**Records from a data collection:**
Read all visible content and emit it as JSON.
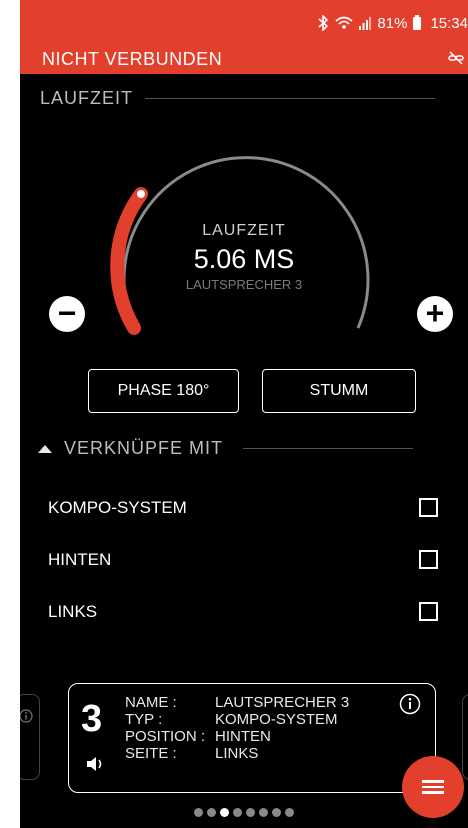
{
  "status_bar": {
    "bluetooth_icon": "bluetooth-icon",
    "wifi_icon": "wifi-icon",
    "signal_icon": "signal-icon",
    "battery": "81%",
    "time": "15:34"
  },
  "header": {
    "title": "NICHT VERBUNDEN",
    "icon": "link-off-icon"
  },
  "laufzeit_section": {
    "title": "LAUFZEIT"
  },
  "dial": {
    "label": "LAUFZEIT",
    "value": "5.06 MS",
    "speaker": "LAUTSPRECHER 3",
    "minus_label": "−",
    "plus_label": "+"
  },
  "buttons": {
    "phase": "PHASE 180°",
    "mute": "STUMM"
  },
  "link_section": {
    "title": "VERKNÜPFE MIT",
    "toggle_icon": "triangle-up-icon",
    "options": [
      {
        "label": "KOMPO-SYSTEM",
        "checked": false
      },
      {
        "label": "HINTEN",
        "checked": false
      },
      {
        "label": "LINKS",
        "checked": false
      }
    ]
  },
  "speaker_card": {
    "number": "3",
    "speaker_icon": "speaker-icon",
    "info_icon": "info-icon",
    "labels": [
      "NAME :",
      "TYP :",
      "POSITION :",
      "SEITE :"
    ],
    "values": [
      "LAUTSPRECHER 3",
      "KOMPO-SYSTEM",
      "HINTEN",
      "LINKS"
    ]
  },
  "pagination": {
    "count": 8,
    "active_index": 2
  },
  "colors": {
    "accent": "#e2402c",
    "background": "#000000",
    "text": "#ffffff"
  }
}
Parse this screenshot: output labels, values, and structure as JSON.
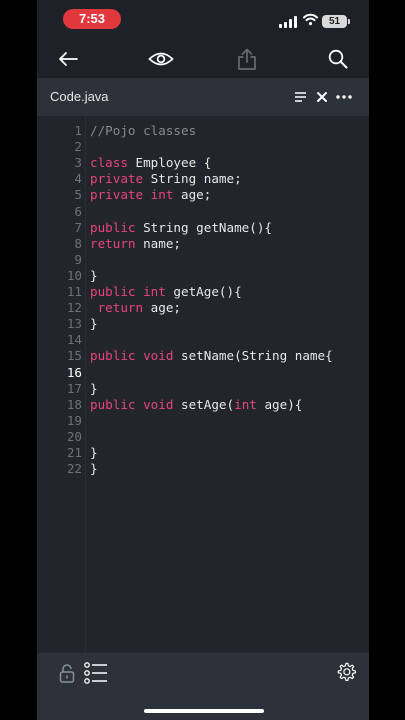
{
  "status": {
    "time": "7:53",
    "battery": "51"
  },
  "colors": {
    "background": "#1e2127",
    "header": "#2d3139",
    "editor": "#22252b",
    "keyword": "#e8457a",
    "comment": "#858a92",
    "time_pill": "#e0383c"
  },
  "toolbar": {
    "icons": [
      "back-arrow-icon",
      "eye-icon",
      "share-icon",
      "search-icon"
    ]
  },
  "file": {
    "name": "Code.java",
    "icons": [
      "format-lines-icon",
      "close-icon",
      "more-icon"
    ]
  },
  "editor": {
    "active_line": 16,
    "lines": [
      {
        "num": "1",
        "tokens": [
          [
            "comment",
            "//Pojo classes"
          ]
        ]
      },
      {
        "num": "2",
        "tokens": []
      },
      {
        "num": "3",
        "tokens": [
          [
            "kw",
            "class"
          ],
          [
            "plain",
            " Employee {"
          ]
        ]
      },
      {
        "num": "4",
        "tokens": [
          [
            "kw",
            "private"
          ],
          [
            "plain",
            " String name;"
          ]
        ]
      },
      {
        "num": "5",
        "tokens": [
          [
            "kw",
            "private"
          ],
          [
            "plain",
            " "
          ],
          [
            "kw",
            "int"
          ],
          [
            "plain",
            " age;"
          ]
        ]
      },
      {
        "num": "6",
        "tokens": []
      },
      {
        "num": "7",
        "tokens": [
          [
            "kw",
            "public"
          ],
          [
            "plain",
            " String getName(){"
          ]
        ]
      },
      {
        "num": "8",
        "tokens": [
          [
            "kw",
            "return"
          ],
          [
            "plain",
            " name;"
          ]
        ]
      },
      {
        "num": "9",
        "tokens": []
      },
      {
        "num": "10",
        "tokens": [
          [
            "plain",
            "}"
          ]
        ]
      },
      {
        "num": "11",
        "tokens": [
          [
            "kw",
            "public"
          ],
          [
            "plain",
            " "
          ],
          [
            "kw",
            "int"
          ],
          [
            "plain",
            " getAge(){"
          ]
        ]
      },
      {
        "num": "12",
        "tokens": [
          [
            "plain",
            " "
          ],
          [
            "kw",
            "return"
          ],
          [
            "plain",
            " age;"
          ]
        ]
      },
      {
        "num": "13",
        "tokens": [
          [
            "plain",
            "}"
          ]
        ]
      },
      {
        "num": "14",
        "tokens": []
      },
      {
        "num": "15",
        "tokens": [
          [
            "kw",
            "public"
          ],
          [
            "plain",
            " "
          ],
          [
            "kw",
            "void"
          ],
          [
            "plain",
            " setName(String name{"
          ]
        ]
      },
      {
        "num": "16",
        "tokens": []
      },
      {
        "num": "17",
        "tokens": [
          [
            "plain",
            "}"
          ]
        ]
      },
      {
        "num": "18",
        "tokens": [
          [
            "kw",
            "public"
          ],
          [
            "plain",
            " "
          ],
          [
            "kw",
            "void"
          ],
          [
            "plain",
            " setAge("
          ],
          [
            "kw",
            "int"
          ],
          [
            "plain",
            " age){"
          ]
        ]
      },
      {
        "num": "19",
        "tokens": []
      },
      {
        "num": "20",
        "tokens": []
      },
      {
        "num": "21",
        "tokens": [
          [
            "plain",
            "}"
          ]
        ]
      },
      {
        "num": "22",
        "tokens": [
          [
            "plain",
            "}"
          ]
        ]
      }
    ]
  },
  "bottom_bar": {
    "icons": [
      "lock-icon",
      "list-icon",
      "settings-gear-icon"
    ]
  }
}
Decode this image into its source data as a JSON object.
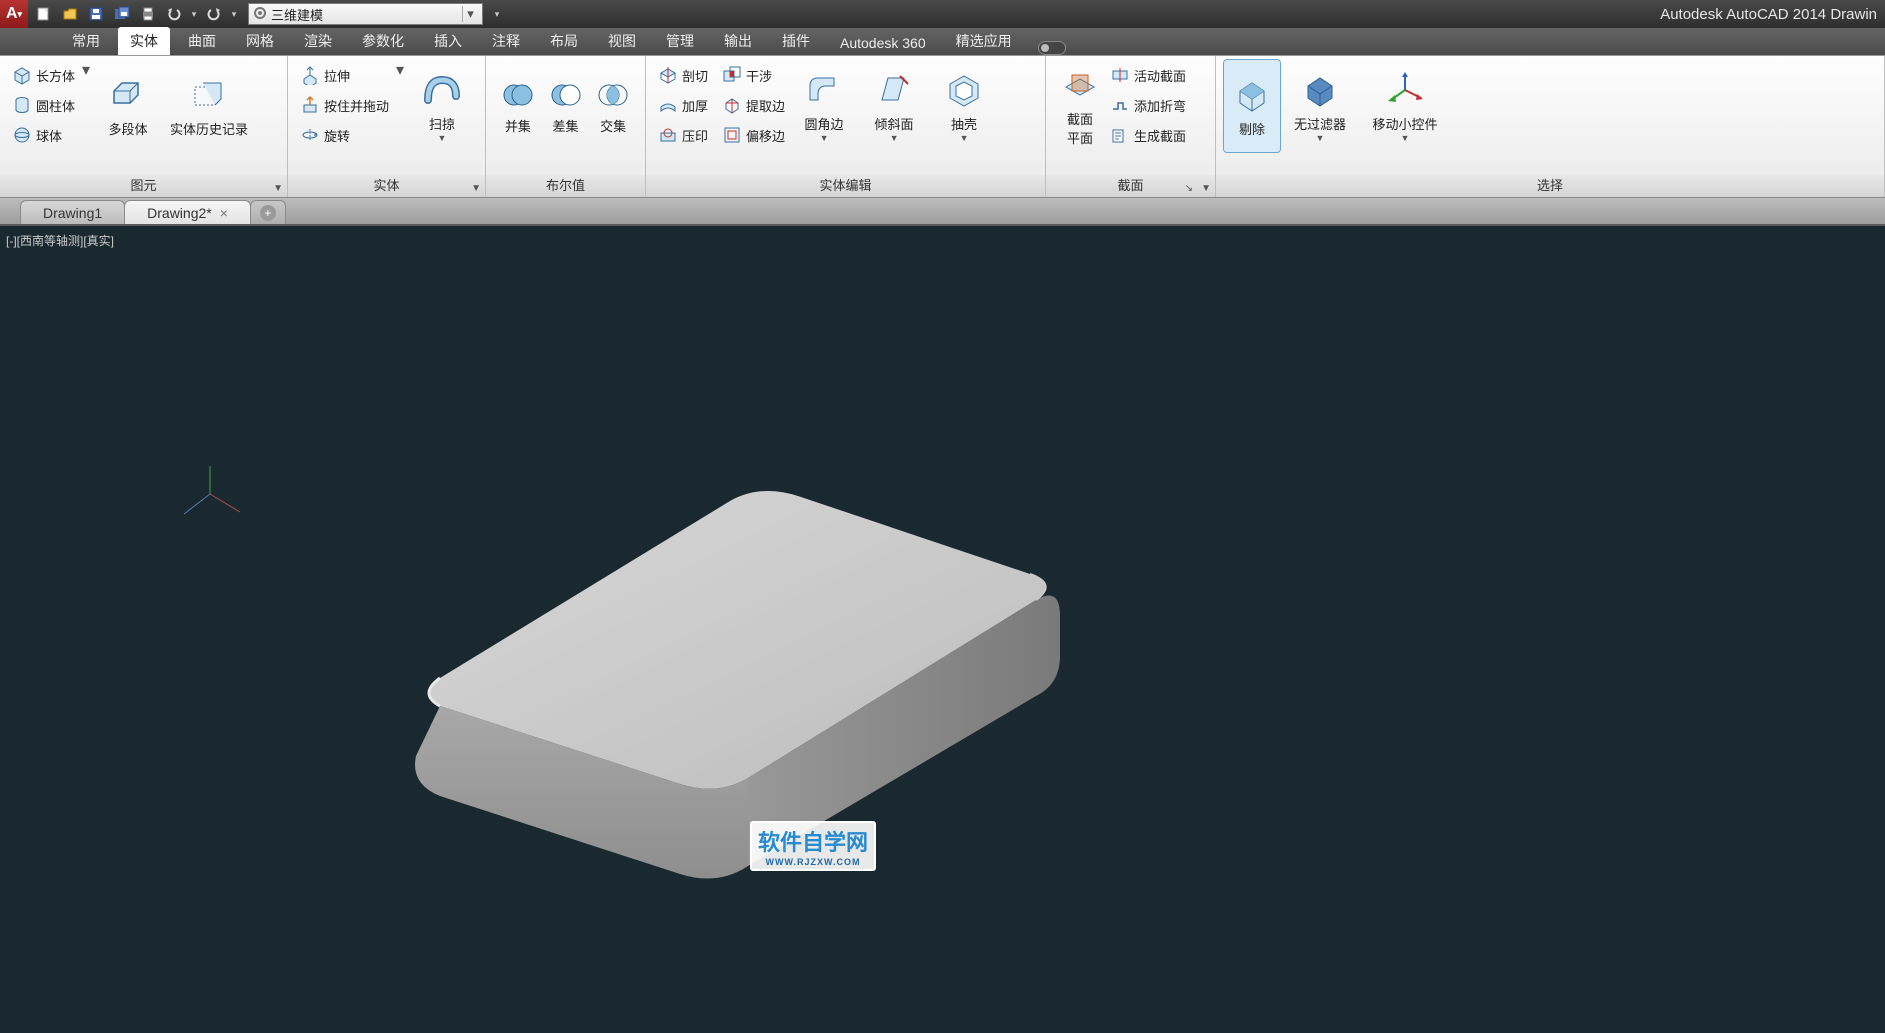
{
  "title_right": "Autodesk AutoCAD 2014    Drawin",
  "workspace": "三维建模",
  "ribbon_tabs": [
    "常用",
    "实体",
    "曲面",
    "网格",
    "渲染",
    "参数化",
    "插入",
    "注释",
    "布局",
    "视图",
    "管理",
    "输出",
    "插件",
    "Autodesk 360",
    "精选应用"
  ],
  "active_ribbon_tab": 1,
  "panels": {
    "p0": {
      "title": "图元",
      "prims": [
        "长方体",
        "圆柱体",
        "球体"
      ],
      "polysolid": "多段体",
      "history": "实体历史记录"
    },
    "p1": {
      "title": "实体",
      "rows": [
        "拉伸",
        "按住并拖动",
        "旋转"
      ],
      "sweep": "扫掠"
    },
    "p2": {
      "title": "布尔值",
      "union": "并集",
      "diff": "差集",
      "inter": "交集"
    },
    "p3": {
      "title": "实体编辑",
      "colA": [
        "剖切",
        "加厚",
        "压印"
      ],
      "colB": [
        "干涉",
        "提取边",
        "偏移边"
      ],
      "fillet": "圆角边",
      "taper": "倾斜面",
      "shell": "抽壳"
    },
    "p4": {
      "title": "截面",
      "plane": "截面\n平面",
      "rows": [
        "活动截面",
        "添加折弯",
        "生成截面"
      ]
    },
    "p5": {
      "title": "选择",
      "cull": "剔除",
      "nofilter": "无过滤器",
      "gizmo": "移动小控件"
    }
  },
  "doc_tabs": [
    {
      "label": "Drawing1",
      "active": false,
      "dirty": false
    },
    {
      "label": "Drawing2*",
      "active": true,
      "dirty": true
    }
  ],
  "view_label": "[-][西南等轴测][真实]",
  "watermark": {
    "main": "软件自学网",
    "sub": "WWW.RJZXW.COM"
  }
}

**Aim of the exercise:** Every entry must be transcribed exactly. Pictures do not belong in the copy.

**Response to the task:**
Read all visible content and emit it as JSON.
{
  "status_bar": {
    "bluetooth_icon": "bluetooth-icon",
    "wifi_icon": "wifi-icon",
    "signal_icon": "signal-icon",
    "battery": "81%",
    "time": "15:34"
  },
  "header": {
    "title": "NICHT VERBUNDEN",
    "icon": "link-off-icon"
  },
  "laufzeit_section": {
    "title": "LAUFZEIT"
  },
  "dial": {
    "label": "LAUFZEIT",
    "value": "5.06 MS",
    "speaker": "LAUTSPRECHER 3",
    "minus_label": "−",
    "plus_label": "+"
  },
  "buttons": {
    "phase": "PHASE 180°",
    "mute": "STUMM"
  },
  "link_section": {
    "title": "VERKNÜPFE MIT",
    "toggle_icon": "triangle-up-icon",
    "options": [
      {
        "label": "KOMPO-SYSTEM",
        "checked": false
      },
      {
        "label": "HINTEN",
        "checked": false
      },
      {
        "label": "LINKS",
        "checked": false
      }
    ]
  },
  "speaker_card": {
    "number": "3",
    "speaker_icon": "speaker-icon",
    "info_icon": "info-icon",
    "labels": [
      "NAME :",
      "TYP :",
      "POSITION :",
      "SEITE :"
    ],
    "values": [
      "LAUTSPRECHER 3",
      "KOMPO-SYSTEM",
      "HINTEN",
      "LINKS"
    ]
  },
  "pagination": {
    "count": 8,
    "active_index": 2
  },
  "colors": {
    "accent": "#e2402c",
    "background": "#000000",
    "text": "#ffffff"
  }
}
Parse this screenshot: output labels, values, and structure as JSON.
{
  "status": {
    "time": "7:53",
    "battery": "51"
  },
  "colors": {
    "background": "#1e2127",
    "header": "#2d3139",
    "editor": "#22252b",
    "keyword": "#e8457a",
    "comment": "#858a92",
    "time_pill": "#e0383c"
  },
  "toolbar": {
    "icons": [
      "back-arrow-icon",
      "eye-icon",
      "share-icon",
      "search-icon"
    ]
  },
  "file": {
    "name": "Code.java",
    "icons": [
      "format-lines-icon",
      "close-icon",
      "more-icon"
    ]
  },
  "editor": {
    "active_line": 16,
    "lines": [
      {
        "num": "1",
        "tokens": [
          [
            "comment",
            "//Pojo classes"
          ]
        ]
      },
      {
        "num": "2",
        "tokens": []
      },
      {
        "num": "3",
        "tokens": [
          [
            "kw",
            "class"
          ],
          [
            "plain",
            " Employee {"
          ]
        ]
      },
      {
        "num": "4",
        "tokens": [
          [
            "kw",
            "private"
          ],
          [
            "plain",
            " String name;"
          ]
        ]
      },
      {
        "num": "5",
        "tokens": [
          [
            "kw",
            "private"
          ],
          [
            "plain",
            " "
          ],
          [
            "kw",
            "int"
          ],
          [
            "plain",
            " age;"
          ]
        ]
      },
      {
        "num": "6",
        "tokens": []
      },
      {
        "num": "7",
        "tokens": [
          [
            "kw",
            "public"
          ],
          [
            "plain",
            " String getName(){"
          ]
        ]
      },
      {
        "num": "8",
        "tokens": [
          [
            "kw",
            "return"
          ],
          [
            "plain",
            " name;"
          ]
        ]
      },
      {
        "num": "9",
        "tokens": []
      },
      {
        "num": "10",
        "tokens": [
          [
            "plain",
            "}"
          ]
        ]
      },
      {
        "num": "11",
        "tokens": [
          [
            "kw",
            "public"
          ],
          [
            "plain",
            " "
          ],
          [
            "kw",
            "int"
          ],
          [
            "plain",
            " getAge(){"
          ]
        ]
      },
      {
        "num": "12",
        "tokens": [
          [
            "plain",
            " "
          ],
          [
            "kw",
            "return"
          ],
          [
            "plain",
            " age;"
          ]
        ]
      },
      {
        "num": "13",
        "tokens": [
          [
            "plain",
            "}"
          ]
        ]
      },
      {
        "num": "14",
        "tokens": []
      },
      {
        "num": "15",
        "tokens": [
          [
            "kw",
            "public"
          ],
          [
            "plain",
            " "
          ],
          [
            "kw",
            "void"
          ],
          [
            "plain",
            " setName(String name{"
          ]
        ]
      },
      {
        "num": "16",
        "tokens": []
      },
      {
        "num": "17",
        "tokens": [
          [
            "plain",
            "}"
          ]
        ]
      },
      {
        "num": "18",
        "tokens": [
          [
            "kw",
            "public"
          ],
          [
            "plain",
            " "
          ],
          [
            "kw",
            "void"
          ],
          [
            "plain",
            " setAge("
          ],
          [
            "kw",
            "int"
          ],
          [
            "plain",
            " age){"
          ]
        ]
      },
      {
        "num": "19",
        "tokens": []
      },
      {
        "num": "20",
        "tokens": []
      },
      {
        "num": "21",
        "tokens": [
          [
            "plain",
            "}"
          ]
        ]
      },
      {
        "num": "22",
        "tokens": [
          [
            "plain",
            "}"
          ]
        ]
      }
    ]
  },
  "bottom_bar": {
    "icons": [
      "lock-icon",
      "list-icon",
      "settings-gear-icon"
    ]
  }
}
Decode this image into its source data as a JSON object.
{
  "title_right": "Autodesk AutoCAD 2014    Drawin",
  "workspace": "三维建模",
  "ribbon_tabs": [
    "常用",
    "实体",
    "曲面",
    "网格",
    "渲染",
    "参数化",
    "插入",
    "注释",
    "布局",
    "视图",
    "管理",
    "输出",
    "插件",
    "Autodesk 360",
    "精选应用"
  ],
  "active_ribbon_tab": 1,
  "panels": {
    "p0": {
      "title": "图元",
      "prims": [
        "长方体",
        "圆柱体",
        "球体"
      ],
      "polysolid": "多段体",
      "history": "实体历史记录"
    },
    "p1": {
      "title": "实体",
      "rows": [
        "拉伸",
        "按住并拖动",
        "旋转"
      ],
      "sweep": "扫掠"
    },
    "p2": {
      "title": "布尔值",
      "union": "并集",
      "diff": "差集",
      "inter": "交集"
    },
    "p3": {
      "title": "实体编辑",
      "colA": [
        "剖切",
        "加厚",
        "压印"
      ],
      "colB": [
        "干涉",
        "提取边",
        "偏移边"
      ],
      "fillet": "圆角边",
      "taper": "倾斜面",
      "shell": "抽壳"
    },
    "p4": {
      "title": "截面",
      "plane": "截面\n平面",
      "rows": [
        "活动截面",
        "添加折弯",
        "生成截面"
      ]
    },
    "p5": {
      "title": "选择",
      "cull": "剔除",
      "nofilter": "无过滤器",
      "gizmo": "移动小控件"
    }
  },
  "doc_tabs": [
    {
      "label": "Drawing1",
      "active": false,
      "dirty": false
    },
    {
      "label": "Drawing2*",
      "active": true,
      "dirty": true
    }
  ],
  "view_label": "[-][西南等轴测][真实]",
  "watermark": {
    "main": "软件自学网",
    "sub": "WWW.RJZXW.COM"
  }
}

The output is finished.